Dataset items
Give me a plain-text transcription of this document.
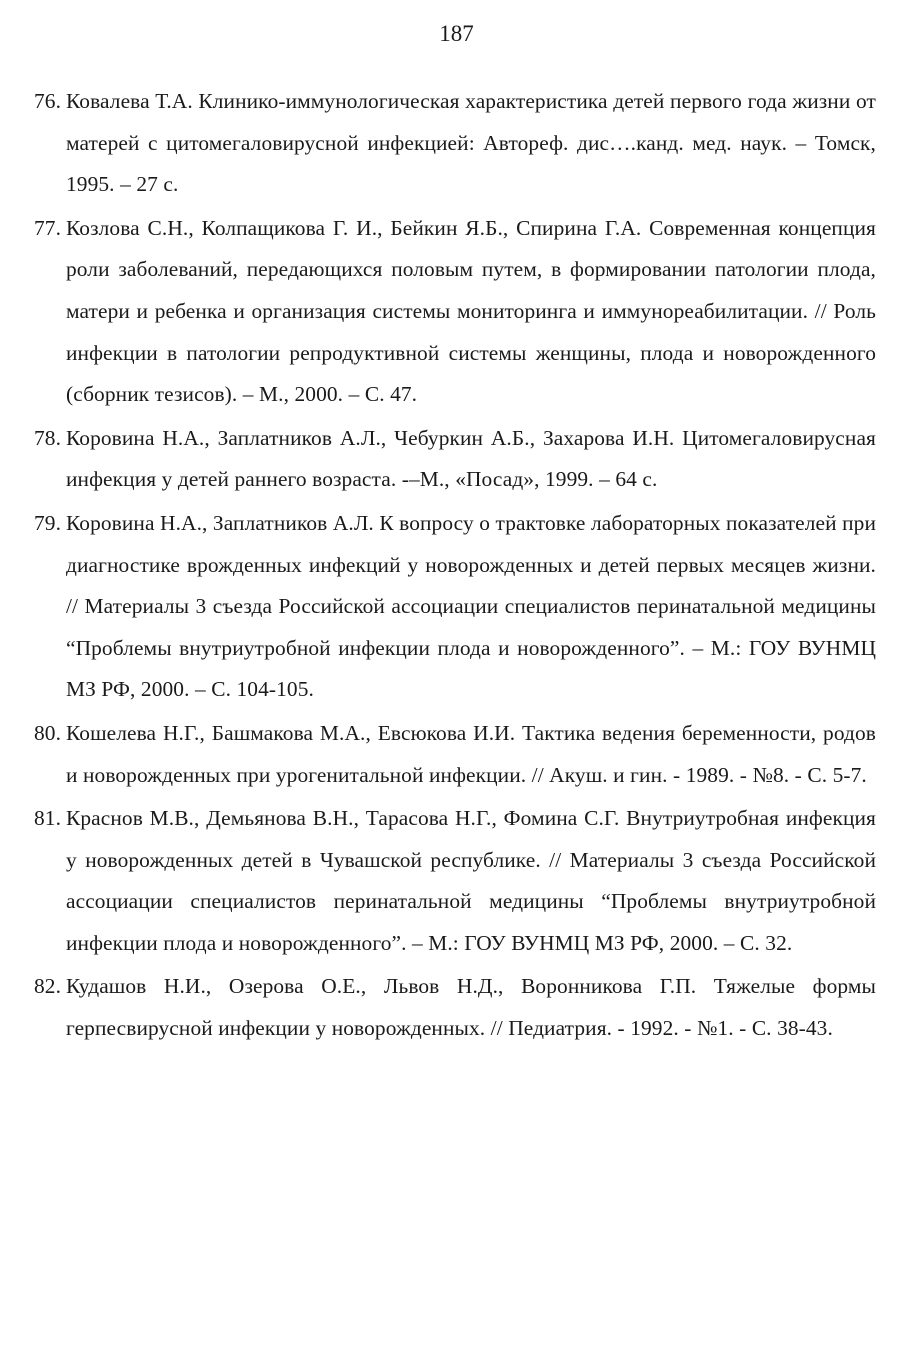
187

76. Ковалева Т.А. Клинико-иммунологическая характеристика детей первого года жизни от матерей с цитомегаловирусной инфекцией: Автореф. дис….канд. мед. наук. – Томск, 1995. – 27 с.

77. Козлова С.Н., Колпащикова Г. И., Бейкин Я.Б., Спирина Г.А. Современная концепция роли заболеваний, передающихся половым путем, в формировании патологии плода, матери и ребенка и организация системы мониторинга и иммунореабилитации. // Роль инфекции в патологии репродуктивной системы женщины, плода и новорожденного (сборник тезисов). – М., 2000. – С. 47.

78. Коровина Н.А., Заплатников А.Л., Чебуркин А.Б., Захарова И.Н. Цитомегаловирусная инфекция у детей раннего возраста. -–М., «Посад», 1999. – 64 с.

79. Коровина Н.А., Заплатников А.Л. К вопросу о трактовке лабораторных показателей при диагностике врожденных инфекций у новорожденных и детей первых месяцев жизни. // Материалы 3 съезда Российской ассоциации специалистов перинатальной медицины “Проблемы внутриутробной инфекции плода и новорожденного”. – М.: ГОУ ВУНМЦ МЗ РФ, 2000. – С. 104-105.

80. Кошелева Н.Г., Башмакова М.А., Евсюкова И.И. Тактика ведения беременности, родов и новорожденных при урогенитальной инфекции. // Акуш. и гин. - 1989. - №8. - С. 5-7.

81. Краснов М.В., Демьянова В.Н., Тарасова Н.Г., Фомина С.Г. Внутриутробная инфекция у новорожденных детей в Чувашской республике. // Материалы 3 съезда Российской ассоциации специалистов перинатальной медицины “Проблемы внутриутробной инфекции плода и новорожденного”. – М.: ГОУ ВУНМЦ МЗ РФ, 2000. – С. 32.

82. Кудашов Н.И., Озерова О.Е., Львов Н.Д., Воронникова Г.П. Тяжелые формы герпесвирусной инфекции у новорожденных. // Педиатрия. - 1992. - №1. - С. 38-43.
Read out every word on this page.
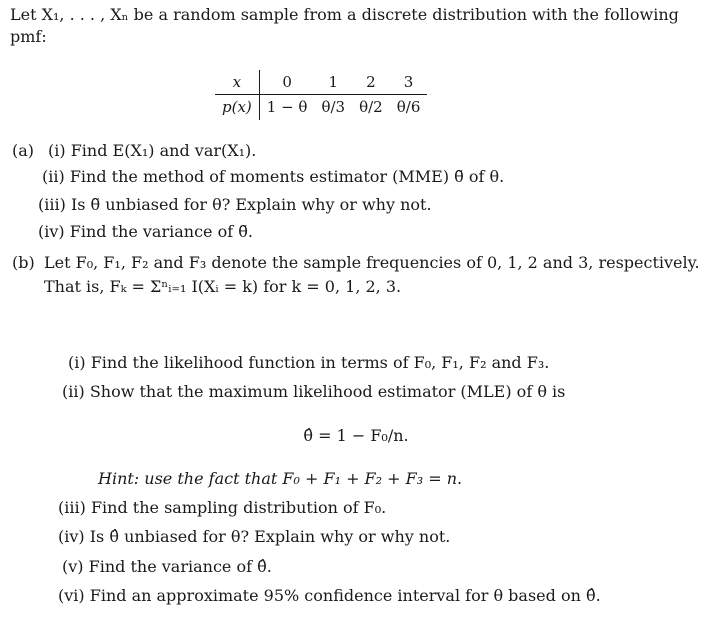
Let X₁, . . . , Xₙ be a random sample from a discrete distribution with the following pmf:
x	0	1	2	3
p(x)	1 − θ	θ/3	θ/2	θ/6
(a) (i) Find E(X₁) and var(X₁).
(ii) Find the method of moments estimator (MME) θ̃ of θ.
(iii) Is θ̃ unbiased for θ? Explain why or why not.
(iv) Find the variance of θ̃.
(b) Let F₀, F₁, F₂ and F₃ denote the sample frequencies of 0, 1, 2 and 3, respectively.
That is, Fₖ = Σⁿᵢ₌₁ I(Xᵢ = k) for k = 0, 1, 2, 3.
(i) Find the likelihood function in terms of F₀, F₁, F₂ and F₃.
(ii) Show that the maximum likelihood estimator (MLE) of θ is
θ̂ = 1 − F₀/n.
Hint: use the fact that F₀ + F₁ + F₂ + F₃ = n.
(iii) Find the sampling distribution of F₀.
(iv) Is θ̂ unbiased for θ? Explain why or why not.
(v) Find the variance of θ̂.
(vi) Find an approximate 95% confidence interval for θ based on θ̂.
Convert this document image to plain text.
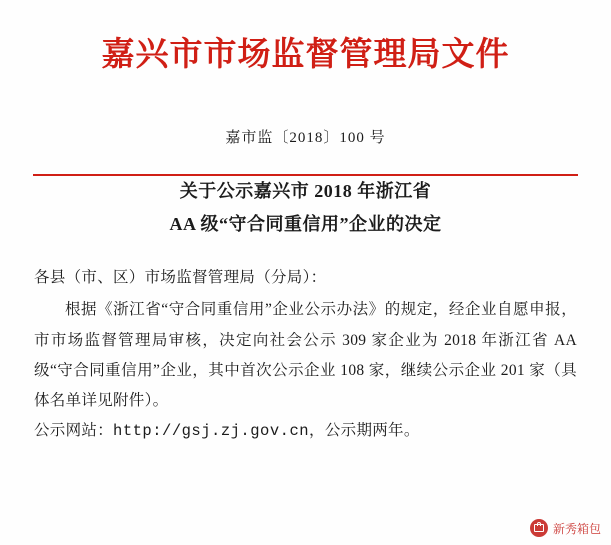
嘉兴市市场监督管理局文件
嘉市监〔2018〕100 号
关于公示嘉兴市 2018 年浙江省
AA 级“守合同重信用”企业的决定
各县（市、区）市场监督管理局（分局）：
根据《浙江省“守合同重信用”企业公示办法》的规定，经企业自愿申报，市市场监督管理局审核，决定向社会公示 309 家企业为 2018 年浙江省 AA 级“守合同重信用”企业，其中首次公示企业 108 家，继续公示企业 201 家（具体名单详见附件）。
公示网站：http://gsj.zj.gov.cn，公示期两年。
新秀箱包
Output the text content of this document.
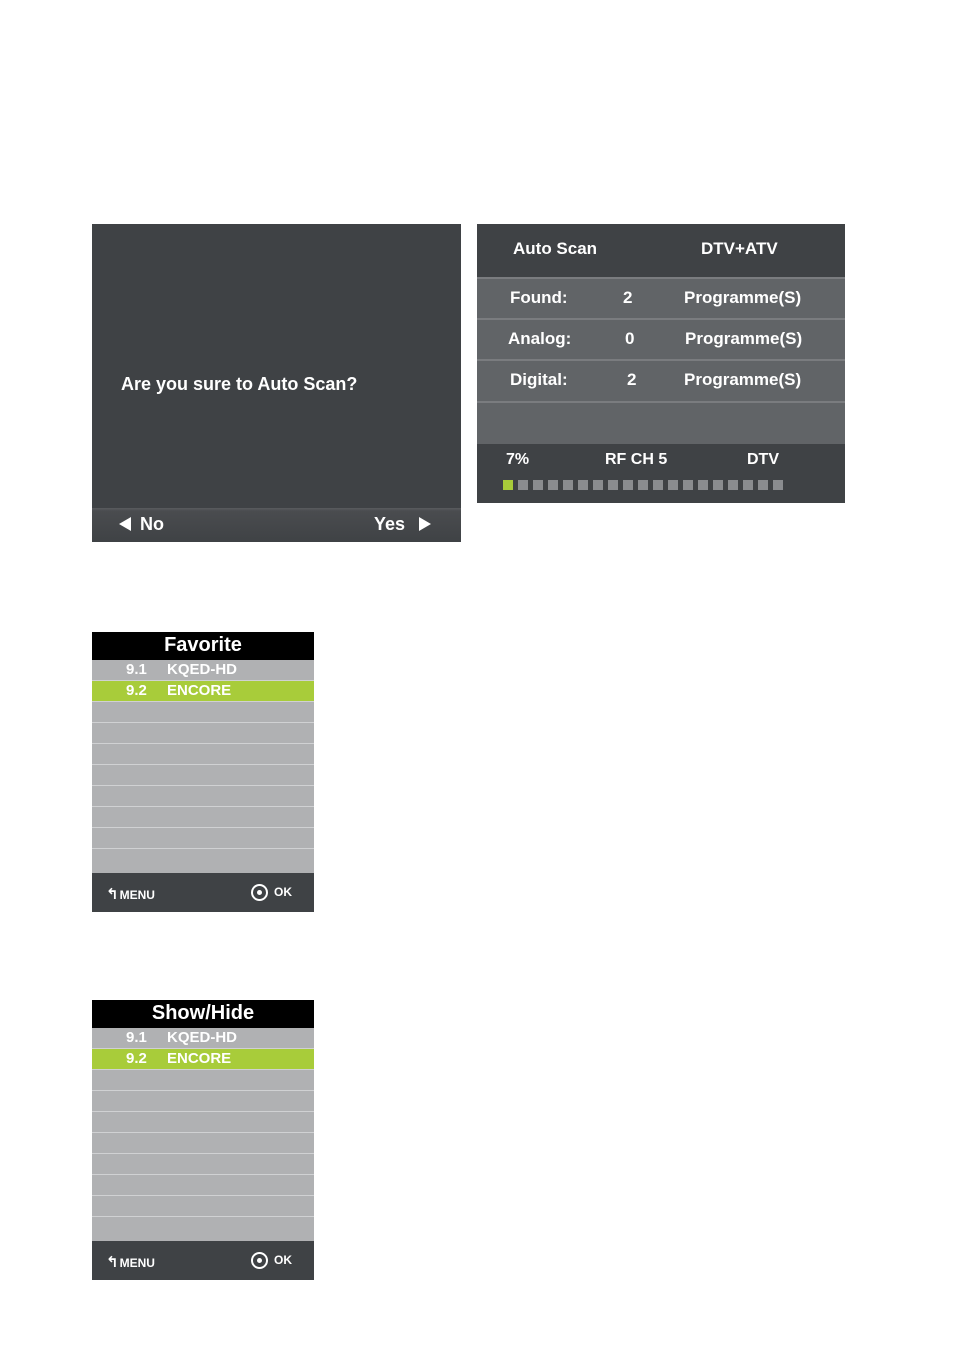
Are you sure to Auto Scan?
No	Yes
Auto Scan	DTV+ATV
Found:	2	Programme(S)
Analog:	0	Programme(S)
Digital:	2	Programme(S)
7%	RF CH 5	DTV
Favorite
9.1 KQED-HD
9.2 ENCORE
↰MENU	OK
Show/Hide
9.1 KQED-HD
9.2 ENCORE
↰MENU	OK
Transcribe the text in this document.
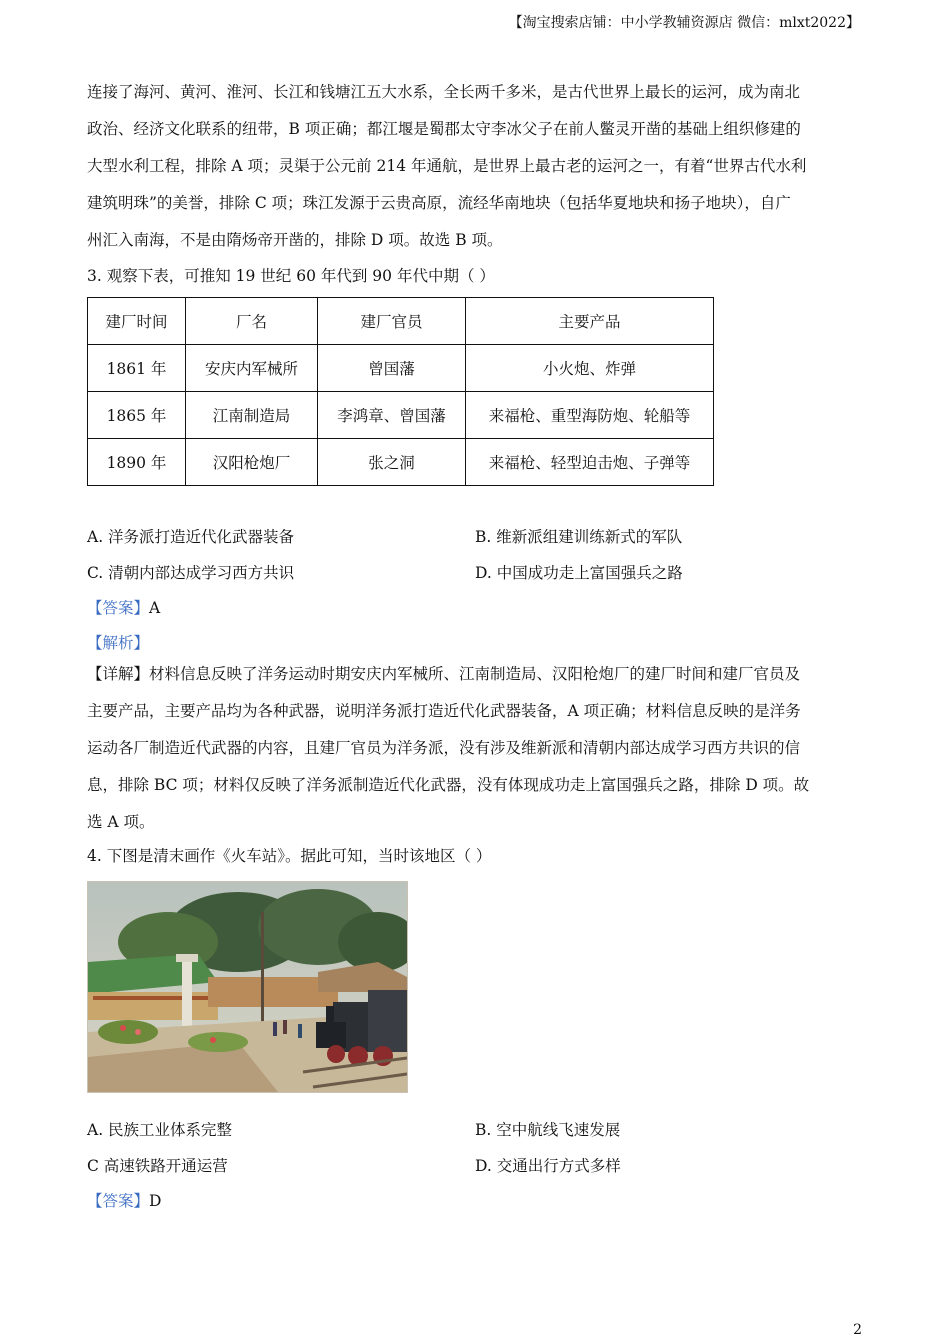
【淘宝搜索店铺：中小学教辅资源店 微信：mlxt2022】

连接了海河、黄河、淮河、长江和钱塘江五大水系，全长两千多米，是古代世界上最长的运河，成为南北

政治、经济文化联系的纽带，B 项正确；都江堰是蜀郡太守李冰父子在前人鳖灵开凿的基础上组织修建的

大型水利工程，排除 A 项；灵渠于公元前 214 年通航，是世界上最古老的运河之一，有着“世界古代水利

建筑明珠”的美誉，排除 C 项；珠江发源于云贵高原，流经华南地块（包括华夏地块和扬子地块），自广

州汇入南海，不是由隋炀帝开凿的，排除 D 项。故选 B 项。

3. 观察下表，可推知 19 世纪 60 年代到 90 年代中期（ ）
建厂时间	厂名	建厂官员	主要产品
1861 年	安庆内军械所	曾国藩	小火炮、炸弹
1865 年	江南制造局	李鸿章、曾国藩	来福枪、重型海防炮、轮船等
1890 年	汉阳枪炮厂	张之洞	来福枪、轻型迫击炮、子弹等
A. 洋务派打造近代化武器装备	B. 维新派组建训练新式的军队
C. 清朝内部达成学习西方共识	D. 中国成功走上富国强兵之路
【答案】A
【解析】

【详解】材料信息反映了洋务运动时期安庆内军械所、江南制造局、汉阳枪炮厂的建厂时间和建厂官员及

主要产品，主要产品均为各种武器，说明洋务派打造近代化武器装备，A 项正确；材料信息反映的是洋务

运动各厂制造近代武器的内容，且建厂官员为洋务派，没有涉及维新派和清朝内部达成学习西方共识的信

息，排除 BC 项；材料仅反映了洋务派制造近代化武器，没有体现成功走上富国强兵之路，排除 D 项。故

选 A 项。

4. 下图是清末画作《火车站》。据此可知，当时该地区（ ）
A. 民族工业体系完整	B. 空中航线飞速发展
C 高速铁路开通运营	D. 交通出行方式多样
【答案】D
2
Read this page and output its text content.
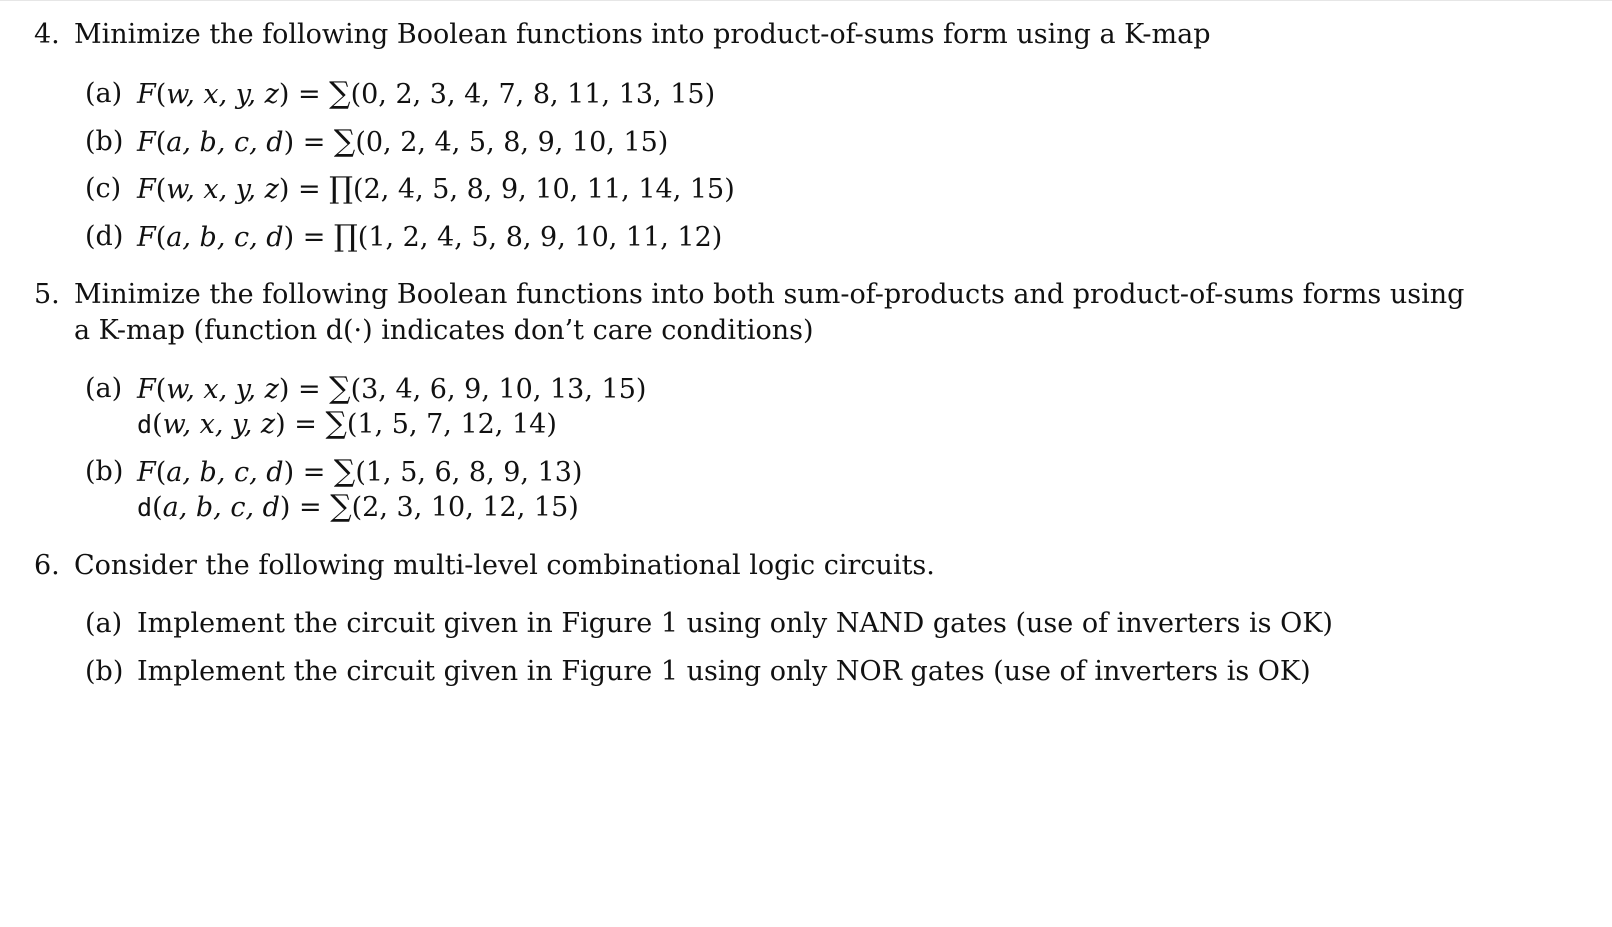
4. Minimize the following Boolean functions into product-of-sums form using a K-map
(a) F(w, x, y, z) = ∑(0, 2, 3, 4, 7, 8, 11, 13, 15)
(b) F(a, b, c, d) = ∑(0, 2, 4, 5, 8, 9, 10, 15)
(c) F(w, x, y, z) = ∏(2, 4, 5, 8, 9, 10, 11, 14, 15)
(d) F(a, b, c, d) = ∏(1, 2, 4, 5, 8, 9, 10, 11, 12)
5. Minimize the following Boolean functions into both sum-of-products and product-of-sums forms using
a K-map (function d(·) indicates don’t care conditions)
(a) F(w, x, y, z) = ∑(3, 4, 6, 9, 10, 13, 15)
d(w, x, y, z) = ∑(1, 5, 7, 12, 14)
(b) F(a, b, c, d) = ∑(1, 5, 6, 8, 9, 13)
d(a, b, c, d) = ∑(2, 3, 10, 12, 15)
6. Consider the following multi-level combinational logic circuits.
(a) Implement the circuit given in Figure 1 using only NAND gates (use of inverters is OK)
(b) Implement the circuit given in Figure 1 using only NOR gates (use of inverters is OK)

* What is needed: Show the lines of the records that contain the word "Российской".

* Answer to this task:
79. Коровина Н.А., Заплатников А.Л. К вопросу о трактовке лабораторных показателей при диагностике врожденных инфекций у новорожденных и детей первых месяцев жизни. // Материалы 3 съезда Российской ассоциации специалистов перинатальной медицины “Проблемы внутриутробной инфекции плода и новорожденного”. – М.: ГОУ ВУНМЦ МЗ РФ, 2000. – С. 104-105.
81. Краснов М.В., Демьянова В.Н., Тарасова Н.Г., Фомина С.Г. Внутриутробная инфекция у новорожденных детей в Чувашской республике. // Материалы 3 съезда Российской ассоциации специалистов перинатальной медицины “Проблемы внутриутробной инфекции плода и новорожденного”. – М.: ГОУ ВУНМЦ МЗ РФ, 2000. – С. 32.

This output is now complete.